Set problem: Skip the images and copy each record exactly as written.

— Begin Provided entries —

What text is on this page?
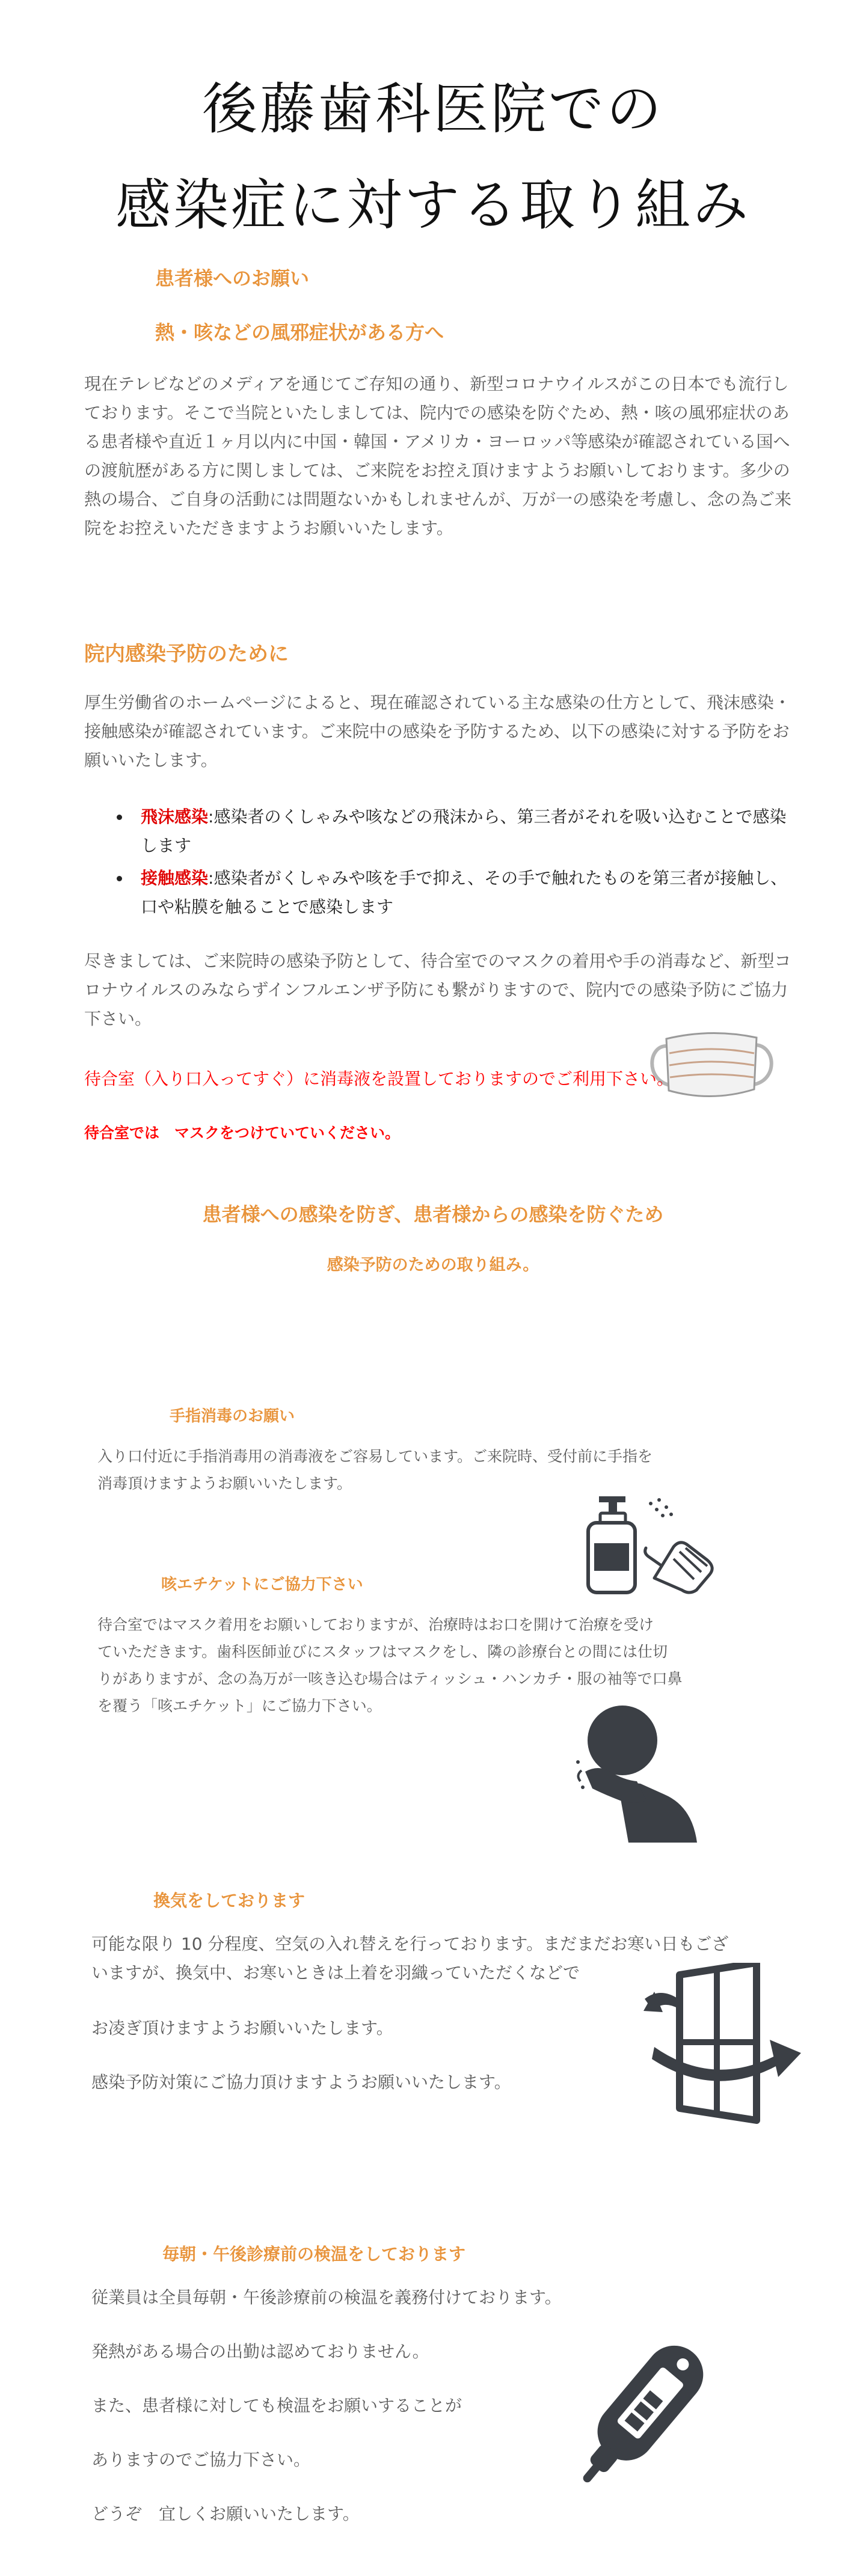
後藤歯科医院での
感染症に対する取り組み
患者様へのお願い
熱・咳などの風邪症状がある方へ

現在テレビなどのメディアを通じてご存知の通り、新型コロナウイルスがこの日本でも流行しております。そこで当院といたしましては、院内での感染を防ぐため、熱・咳の風邪症状のある患者様や直近１ヶ月以内に中国・韓国・アメリカ・ヨーロッパ等感染が確認されている国への渡航歴がある方に関しましては、ご来院をお控え頂けますようお願いしております。多少の熱の場合、ご自身の活動には問題ないかもしれませんが、万が一の感染を考慮し、念の為ご来院をお控えいただきますようお願いいたします。

院内感染予防のために

厚生労働省のホームページによると、現在確認されている主な感染の仕方として、飛沫感染・接触感染が確認されています。ご来院中の感染を予防するため、以下の感染に対する予防をお願いいたします。

飛沫感染:感染者のくしゃみや咳などの飛沫から、第三者がそれを吸い込むことで感染します
接触感染:感染者がくしゃみや咳を手で抑え、その手で触れたものを第三者が接触し、口や粘膜を触ることで感染します

尽きましては、ご来院時の感染予防として、待合室でのマスクの着用や手の消毒など、新型コロナウイルスのみならずインフルエンザ予防にも繋がりますので、院内での感染予防にご協力下さい。

待合室（入り口入ってすぐ）に消毒液を設置しておりますのでご利用下さい。
待合室では　マスクをつけていていください。
患者様への感染を防ぎ、患者様からの感染を防ぐため
感染予防のための取り組み。
手指消毒のお願い

入り口付近に手指消毒用の消毒液をご容易しています。ご来院時、受付前に手指を

消毒頂けますようお願いいたします。

咳エチケットにご協力下さい

待合室ではマスク着用をお願いしておりますが、治療時はお口を開けて治療を受け

ていただきます。歯科医師並びにスタッフはマスクをし、隣の診療台との間には仕切

りがありますが、念の為万が一咳き込む場合はティッシュ・ハンカチ・服の袖等で口鼻

を覆う「咳エチケット」にご協力下さい。

換気をしております

可能な限り 10 分程度、空気の入れ替えを行っております。まだまだお寒い日もござ

いますが、換気中、お寒いときは上着を羽織っていただくなどで

お凌ぎ頂けますようお願いいたします。

感染予防対策にご協力頂けますようお願いいたします。

毎朝・午後診療前の検温をしております

従業員は全員毎朝・午後診療前の検温を義務付けております。

発熱がある場合の出勤は認めておりません。

また、患者様に対しても検温をお願いすることが

ありますのでご協力下さい。

どうぞ　宜しくお願いいたします。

— End Provided entries —

Task result:
What text is on this page?
後藤歯科医院での
感染症に対する取り組み
患者様へのお願い
熱・咳などの風邪症状がある方へ

現在テレビなどのメディアを通じてご存知の通り、新型コロナウイルスがこの日本でも流行しております。そこで当院といたしましては、院内での感染を防ぐため、熱・咳の風邪症状のある患者様や直近１ヶ月以内に中国・韓国・アメリカ・ヨーロッパ等感染が確認されている国への渡航歴がある方に関しましては、ご来院をお控え頂けますようお願いしております。多少の熱の場合、ご自身の活動には問題ないかもしれませんが、万が一の感染を考慮し、念の為ご来院をお控えいただきますようお願いいたします。

院内感染予防のために

厚生労働省のホームページによると、現在確認されている主な感染の仕方として、飛沫感染・接触感染が確認されています。ご来院中の感染を予防するため、以下の感染に対する予防をお願いいたします。

飛沫感染:感染者のくしゃみや咳などの飛沫から、第三者がそれを吸い込むことで感染します
接触感染:感染者がくしゃみや咳を手で抑え、その手で触れたものを第三者が接触し、口や粘膜を触ることで感染します

尽きましては、ご来院時の感染予防として、待合室でのマスクの着用や手の消毒など、新型コロナウイルスのみならずインフルエンザ予防にも繋がりますので、院内での感染予防にご協力下さい。

待合室（入り口入ってすぐ）に消毒液を設置しておりますのでご利用下さい。
待合室では　マスクをつけていていください。
患者様への感染を防ぎ、患者様からの感染を防ぐため
感染予防のための取り組み。
手指消毒のお願い

入り口付近に手指消毒用の消毒液をご容易しています。ご来院時、受付前に手指を

消毒頂けますようお願いいたします。

咳エチケットにご協力下さい

待合室ではマスク着用をお願いしておりますが、治療時はお口を開けて治療を受け

ていただきます。歯科医師並びにスタッフはマスクをし、隣の診療台との間には仕切

りがありますが、念の為万が一咳き込む場合はティッシュ・ハンカチ・服の袖等で口鼻

を覆う「咳エチケット」にご協力下さい。

換気をしております

可能な限り 10 分程度、空気の入れ替えを行っております。まだまだお寒い日もござ

いますが、換気中、お寒いときは上着を羽織っていただくなどで

お凌ぎ頂けますようお願いいたします。

感染予防対策にご協力頂けますようお願いいたします。

毎朝・午後診療前の検温をしております

従業員は全員毎朝・午後診療前の検温を義務付けております。

発熱がある場合の出勤は認めておりません。

また、患者様に対しても検温をお願いすることが

ありますのでご協力下さい。

どうぞ　宜しくお願いいたします。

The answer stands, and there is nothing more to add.